SOURCE DATA =
□ □ □ □ □ □ □
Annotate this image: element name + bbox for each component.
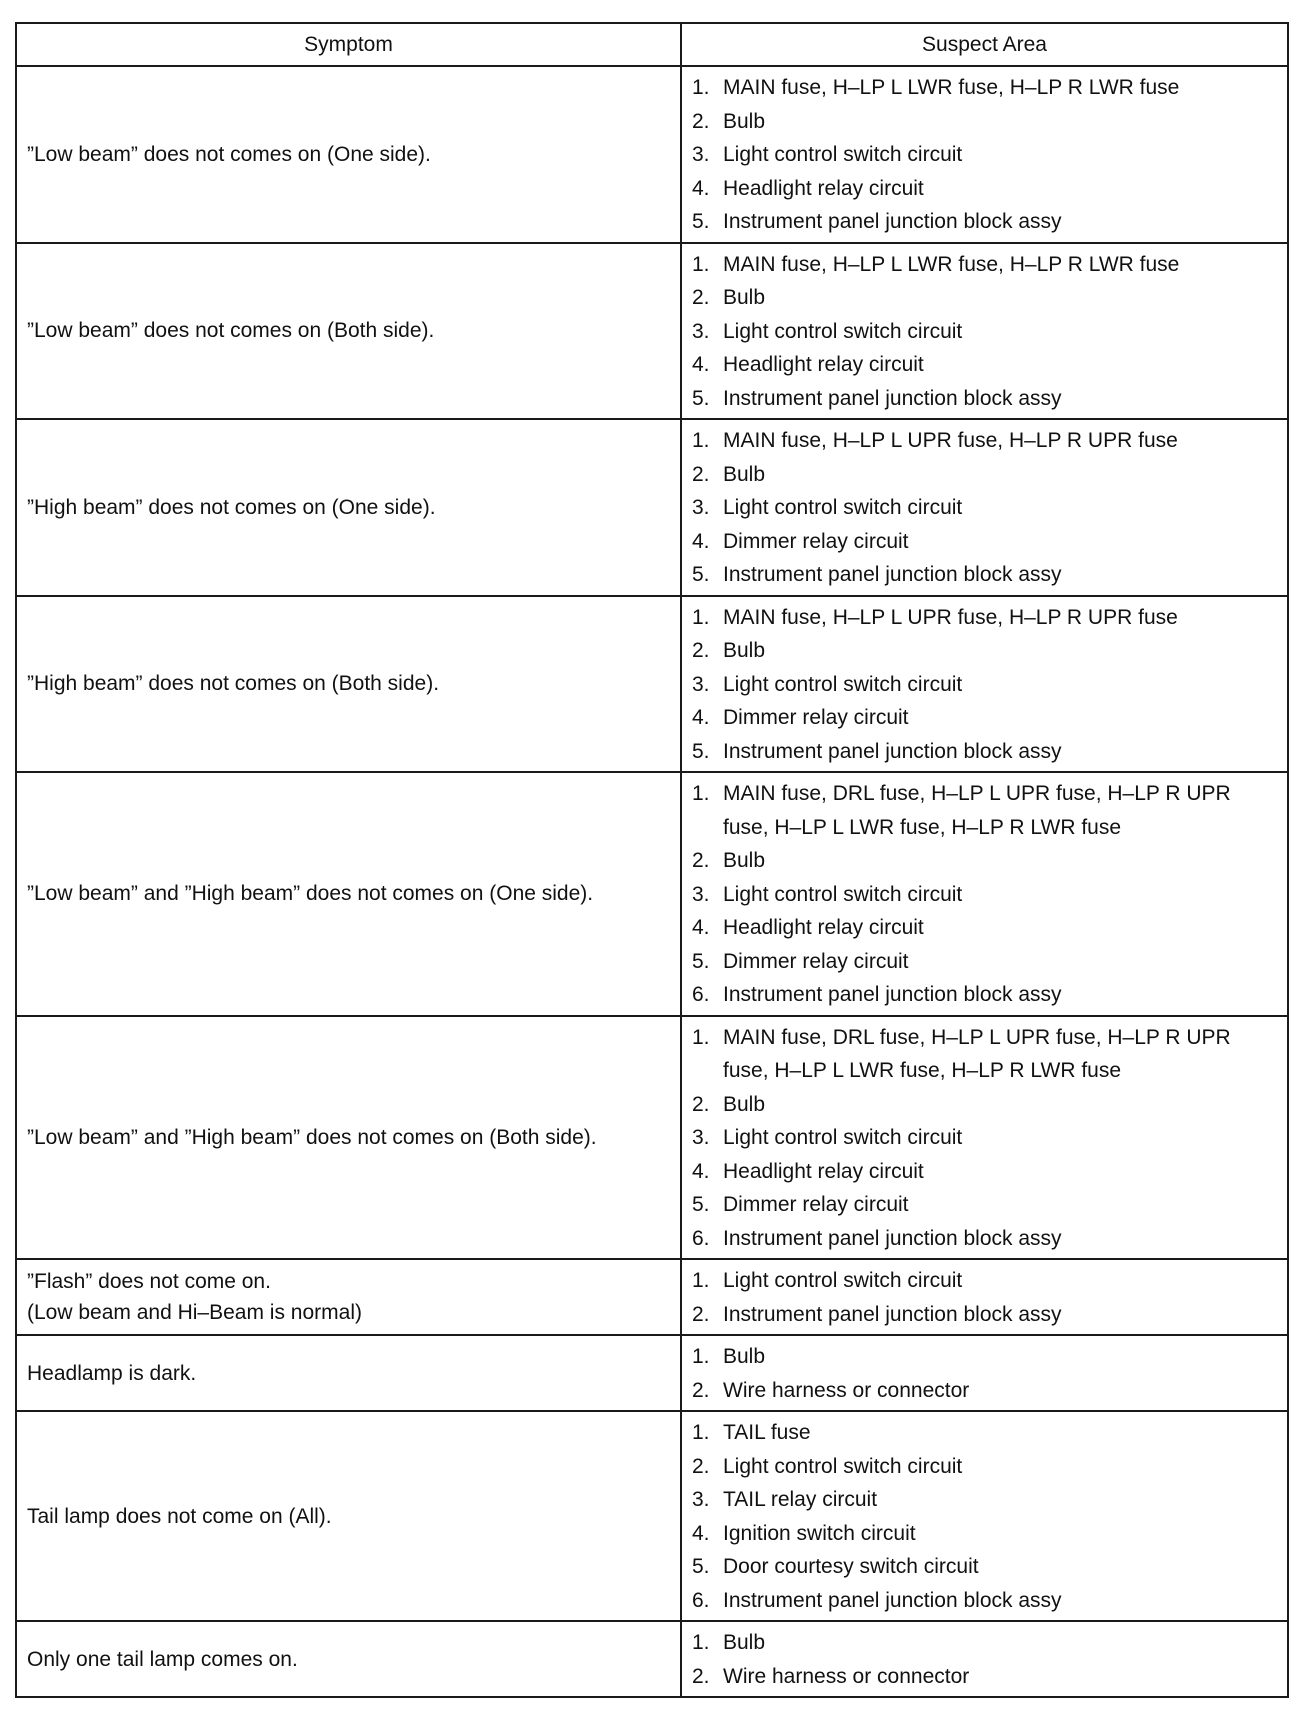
table-row xyxy=(16,772,1288,1016)
suspect-item-text: Wire harness or connector xyxy=(723,1664,970,1688)
suspect-item-number: 1. xyxy=(692,1345,710,1368)
suspect-item-text: Instrument panel junction block assy xyxy=(723,983,1062,1006)
suspect-item xyxy=(692,458,1277,492)
suspect-item-text: Light control switch circuit xyxy=(723,1269,963,1292)
suspect-item-number: 1. xyxy=(692,252,710,276)
suspect-item-number: 2. xyxy=(692,1378,710,1402)
suspect-item-number: 2. xyxy=(692,1302,710,1326)
suspect-item xyxy=(692,172,1277,206)
suspect-item xyxy=(692,777,1277,844)
suspect-item-number: 3. xyxy=(692,882,710,906)
table-row xyxy=(16,419,1288,596)
suspect-item-number: 2. xyxy=(692,849,710,872)
suspect-item xyxy=(692,1021,1277,1088)
suspect-item-text: Headlight relay circuit xyxy=(723,916,924,939)
symptom-text: Tail lamp does not come on (All). xyxy=(27,1504,332,1528)
suspect-item-text: Light control switch circuit xyxy=(723,496,963,519)
suspect-item-text: Bulb xyxy=(723,286,766,309)
suspect-item-number: 6. xyxy=(692,1226,710,1250)
suspect-item-number: 2. xyxy=(692,286,710,309)
suspect-item-text: Bulb xyxy=(723,849,766,872)
symptom-cell xyxy=(16,1411,681,1621)
table-body xyxy=(16,66,1288,1697)
suspect-item-text: Bulb xyxy=(723,1631,766,1654)
table-row xyxy=(16,243,1288,420)
suspect-item xyxy=(692,1626,1277,1660)
suspect-list xyxy=(692,1416,1277,1617)
suspect-area-cell xyxy=(681,1411,1288,1621)
suspect-item-number: 1. xyxy=(692,782,710,805)
suspect-item xyxy=(692,525,1277,559)
suspect-item-number: 5. xyxy=(692,1193,710,1216)
suspect-item-text: MAIN fuse, DRL fuse, H–LP L UPR fuse, H–LP R UPR fuse, H–LP L LWR fuse, H–LP R LWR fuse xyxy=(723,1025,1231,1082)
suspect-list xyxy=(692,1021,1277,1256)
table-row xyxy=(16,1621,1288,1697)
suspect-item xyxy=(692,878,1277,912)
suspect-item-number: 2. xyxy=(692,1664,710,1688)
suspect-item-text: MAIN fuse, H–LP L LWR fuse, H–LP R LWR fuse xyxy=(723,76,1180,99)
suspect-item-number: 5. xyxy=(692,563,710,586)
symptom-cell xyxy=(16,243,681,420)
suspect-item xyxy=(692,348,1277,382)
suspect-item xyxy=(692,1517,1277,1551)
suspect-item-number: 5. xyxy=(692,739,710,763)
suspect-item-number: 1. xyxy=(692,605,710,629)
suspect-item xyxy=(692,1374,1277,1408)
suspect-item-number: 1. xyxy=(692,76,710,99)
suspect-item-number: 3. xyxy=(692,496,710,519)
suspect-item-text: Ignition switch circuit xyxy=(723,1521,916,1545)
suspect-item xyxy=(692,1660,1277,1694)
suspect-area-cell xyxy=(681,1335,1288,1411)
suspect-list xyxy=(692,1340,1277,1407)
suspect-item xyxy=(692,382,1277,416)
suspect-item-text: Dimmer relay circuit xyxy=(723,949,909,973)
suspect-item-text: Instrument panel junction block assy xyxy=(723,1588,1062,1612)
symptom-cell xyxy=(16,596,681,773)
suspect-item xyxy=(692,668,1277,702)
suspect-item-number: 2. xyxy=(692,1092,710,1116)
suspect-item-number: 4. xyxy=(692,529,710,553)
suspect-item-number: 1. xyxy=(692,429,710,452)
suspect-item-text: Door courtesy switch circuit xyxy=(723,1555,979,1578)
suspect-item-number: 5. xyxy=(692,949,710,973)
suspect-item-text: TAIL fuse xyxy=(723,1421,811,1444)
suspect-area-cell xyxy=(681,1016,1288,1260)
suspect-item xyxy=(692,281,1277,315)
suspect-item xyxy=(692,1188,1277,1222)
suspect-item-number: 3. xyxy=(692,319,710,343)
suspect-list xyxy=(692,424,1277,592)
symptom-cell xyxy=(16,1335,681,1411)
suspect-item-text: TAIL relay circuit xyxy=(723,1488,878,1511)
table-row xyxy=(16,1411,1288,1621)
suspect-item-text: Dimmer relay circuit xyxy=(723,529,909,553)
symptom-text: ”High beam” does not comes on (Both side). xyxy=(27,672,440,696)
suspect-item-number: 2. xyxy=(692,639,710,662)
suspect-item-number: 5. xyxy=(692,210,710,233)
suspect-item-text: Headlight relay circuit xyxy=(723,353,924,376)
suspect-area-cell xyxy=(681,419,1288,596)
suspect-item-number: 1. xyxy=(692,1421,710,1444)
suspect-list xyxy=(692,601,1277,769)
suspect-item-number: 2. xyxy=(692,462,710,486)
suspect-item-number: 1. xyxy=(692,1025,710,1049)
suspect-item xyxy=(692,1121,1277,1155)
suspect-item-text: Bulb xyxy=(723,109,766,133)
suspect-item-number: 5. xyxy=(692,386,710,410)
table-row xyxy=(16,596,1288,773)
suspect-area-cell xyxy=(681,1621,1288,1697)
table-row xyxy=(16,66,1288,243)
suspect-item-text: Light control switch circuit xyxy=(723,319,963,343)
table-row xyxy=(16,1016,1288,1260)
suspect-item-text: Instrument panel junction block assy xyxy=(723,1226,1062,1250)
suspect-item-number: 2. xyxy=(692,1454,710,1478)
symptom-text: Headlamp is dark. xyxy=(27,1361,197,1385)
symptom-cell xyxy=(16,419,681,596)
suspect-item xyxy=(692,1088,1277,1122)
suspect-item xyxy=(692,1416,1277,1450)
suspect-item xyxy=(692,1155,1277,1189)
suspect-item-text: Headlight relay circuit xyxy=(723,176,924,200)
suspect-area-cell xyxy=(681,66,1288,243)
suspect-item xyxy=(692,735,1277,769)
suspect-item-number: 4. xyxy=(692,916,710,939)
suspect-item-text: Light control switch circuit xyxy=(723,1454,963,1478)
suspect-item-text: Light control switch circuit xyxy=(723,1126,963,1149)
symptom-cell xyxy=(16,1016,681,1260)
table-header-row xyxy=(16,23,1288,66)
suspect-item-number: 1. xyxy=(692,1269,710,1292)
suspect-item xyxy=(692,1584,1277,1618)
suspect-item-text: Headlight relay circuit xyxy=(723,1159,924,1183)
suspect-area-cell xyxy=(681,1259,1288,1335)
symptom-text: (Low beam and Hi–Beam is normal) xyxy=(27,1301,362,1324)
symptom-text: ”Flash” does not come on. xyxy=(27,1270,271,1293)
symptom-text: ”Low beam” does not comes on (Both side). xyxy=(27,319,435,343)
suspect-list xyxy=(692,777,1277,1012)
suspect-item xyxy=(692,424,1277,458)
suspect-item-text: MAIN fuse, DRL fuse, H–LP L UPR fuse, H–LP R UPR fuse, H–LP L LWR fuse, H–LP R LWR fuse xyxy=(723,782,1231,839)
symptom-text: ”Low beam” and ”High beam” does not comes on (One side). xyxy=(27,882,594,906)
suspect-item-text: Light control switch circuit xyxy=(723,882,963,906)
suspect-item xyxy=(692,558,1277,592)
suspect-item-number: 4. xyxy=(692,706,710,729)
suspect-item xyxy=(692,844,1277,878)
suspect-item-number: 4. xyxy=(692,1521,710,1545)
suspect-item-number: 3. xyxy=(692,143,710,166)
suspect-area-cell xyxy=(681,596,1288,773)
suspect-item xyxy=(692,1550,1277,1584)
symptom-cell xyxy=(16,772,681,1016)
suspect-item xyxy=(692,248,1277,282)
suspect-item-text: Bulb xyxy=(723,462,766,486)
symptom-cell xyxy=(16,1621,681,1697)
suspect-item-number: 6. xyxy=(692,983,710,1006)
suspect-item xyxy=(692,701,1277,735)
suspect-item xyxy=(692,911,1277,945)
suspect-item xyxy=(692,1222,1277,1256)
suspect-item-text: Instrument panel junction block assy xyxy=(723,739,1062,763)
suspect-item xyxy=(692,601,1277,635)
suspect-item-number: 1. xyxy=(692,1631,710,1654)
suspect-area-cell xyxy=(681,243,1288,420)
suspect-item-text: Instrument panel junction block assy xyxy=(723,210,1062,233)
suspect-item xyxy=(692,491,1277,525)
suspect-item-text: Bulb xyxy=(723,1345,766,1368)
suspect-item xyxy=(692,1450,1277,1484)
suspect-item xyxy=(692,1483,1277,1517)
symptom-text: ”Low beam” does not comes on (One side). xyxy=(27,142,431,166)
symptom-cell xyxy=(16,1259,681,1335)
suspect-item xyxy=(692,978,1277,1012)
suspect-item-number: 3. xyxy=(692,1488,710,1511)
suspect-item xyxy=(692,205,1277,239)
suspect-item-text: Light control switch circuit xyxy=(723,143,963,166)
suspect-item-text: MAIN fuse, H–LP L UPR fuse, H–LP R UPR fuse xyxy=(723,605,1178,629)
suspect-item xyxy=(692,138,1277,172)
suspect-item-number: 4. xyxy=(692,353,710,376)
symptom-suspect-table xyxy=(15,22,1289,1698)
suspect-item xyxy=(692,71,1277,105)
suspect-item xyxy=(692,1298,1277,1332)
suspect-item-number: 3. xyxy=(692,1126,710,1149)
suspect-item-text: Instrument panel junction block assy xyxy=(723,563,1062,586)
suspect-item xyxy=(692,315,1277,349)
symptom-text: ”High beam” does not comes on (One side). xyxy=(27,495,436,519)
suspect-item-text: Wire harness or connector xyxy=(723,1378,970,1402)
suspect-area-column-header: Suspect Area xyxy=(681,23,1288,66)
suspect-item-text: Instrument panel junction block assy xyxy=(723,1302,1062,1326)
suspect-item-number: 2. xyxy=(692,109,710,133)
symptom-column-header: Symptom xyxy=(16,23,681,66)
suspect-item-number: 6. xyxy=(692,1588,710,1612)
suspect-list xyxy=(692,248,1277,416)
suspect-item xyxy=(692,1340,1277,1374)
suspect-list xyxy=(692,71,1277,239)
suspect-item-text: Instrument panel junction block assy xyxy=(723,386,1062,410)
suspect-list xyxy=(692,1626,1277,1693)
suspect-item-number: 3. xyxy=(692,672,710,696)
suspect-item-number: 5. xyxy=(692,1555,710,1578)
table-row xyxy=(16,1259,1288,1335)
suspect-item-text: Light control switch circuit xyxy=(723,672,963,696)
suspect-item-text: Dimmer relay circuit xyxy=(723,1193,909,1216)
suspect-item-text: Bulb xyxy=(723,1092,766,1116)
suspect-list xyxy=(692,1264,1277,1331)
suspect-item xyxy=(692,105,1277,139)
suspect-item xyxy=(692,1264,1277,1298)
suspect-item-text: Dimmer relay circuit xyxy=(723,706,909,729)
suspect-item xyxy=(692,634,1277,668)
table-row xyxy=(16,1335,1288,1411)
symptom-text: ”Low beam” and ”High beam” does not comes on (Both side). xyxy=(27,1125,597,1149)
symptom-text: Only one tail lamp comes on. xyxy=(27,1647,298,1671)
suspect-item-text: MAIN fuse, H–LP L UPR fuse, H–LP R UPR fuse xyxy=(723,429,1178,452)
suspect-item-number: 4. xyxy=(692,176,710,200)
troubleshooting-table-container xyxy=(15,22,1287,1698)
symptom-cell xyxy=(16,66,681,243)
suspect-item-number: 4. xyxy=(692,1159,710,1183)
suspect-item-text: MAIN fuse, H–LP L LWR fuse, H–LP R LWR fuse xyxy=(723,252,1180,276)
suspect-area-cell xyxy=(681,772,1288,1016)
suspect-item xyxy=(692,945,1277,979)
suspect-item-text: Bulb xyxy=(723,639,766,662)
□ □ □ □ □ □ □
STATED PROBLEM = Copy out the entries word for word, from the line with "table-row xyxy=(16,772,1288,1016)" to the line with "suspect-item-number: 2. xyxy=(692,1664,710,1688)".

ANSWER TO THIS PROBLEM =
table-row xyxy=(16,772,1288,1016)
suspect-item-text: Wire harness or connector xyxy=(723,1664,970,1688)
suspect-item-number: 1. xyxy=(692,1345,710,1368)
suspect-item-text: Instrument panel junction block assy xyxy=(723,983,1062,1006)
suspect-item xyxy=(692,458,1277,492)
suspect-item-text: Light control switch circuit xyxy=(723,1269,963,1292)
suspect-item-number: 1. xyxy=(692,252,710,276)
suspect-item-number: 2. xyxy=(692,1378,710,1402)
suspect-item-number: 2. xyxy=(692,1302,710,1326)
suspect-item xyxy=(692,172,1277,206)
suspect-item xyxy=(692,777,1277,844)
suspect-item-number: 3. xyxy=(692,882,710,906)
table-row xyxy=(16,419,1288,596)
suspect-item-number: 2. xyxy=(692,849,710,872)
suspect-item xyxy=(692,1021,1277,1088)
suspect-item-text: Headlight relay circuit xyxy=(723,916,924,939)
symptom-text: Tail lamp does not come on (All). xyxy=(27,1504,332,1528)
suspect-item-text: Light control switch circuit xyxy=(723,496,963,519)
suspect-item-text: Bulb xyxy=(723,286,766,309)
suspect-item-number: 6. xyxy=(692,1226,710,1250)
suspect-item-number: 2. xyxy=(692,286,710,309)
suspect-item-text: Bulb xyxy=(723,849,766,872)
symptom-cell xyxy=(16,1411,681,1621)
table-body xyxy=(16,66,1288,1697)
suspect-item-text: Bulb xyxy=(723,1631,766,1654)
table-row xyxy=(16,243,1288,420)
suspect-item xyxy=(692,1626,1277,1660)
suspect-list xyxy=(692,1416,1277,1617)
suspect-area-cell xyxy=(681,1411,1288,1621)
suspect-item-number: 1. xyxy=(692,782,710,805)
suspect-item xyxy=(692,525,1277,559)
suspect-item-number: 5. xyxy=(692,1193,710,1216)
suspect-item-text: MAIN fuse, DRL fuse, H–LP L UPR fuse, H–LP R UPR fuse, H–LP L LWR fuse, H–LP R LWR fuse xyxy=(723,1025,1231,1082)
suspect-list xyxy=(692,1021,1277,1256)
table-row xyxy=(16,1621,1288,1697)
suspect-item xyxy=(692,878,1277,912)
suspect-item-number: 2. xyxy=(692,1664,710,1688)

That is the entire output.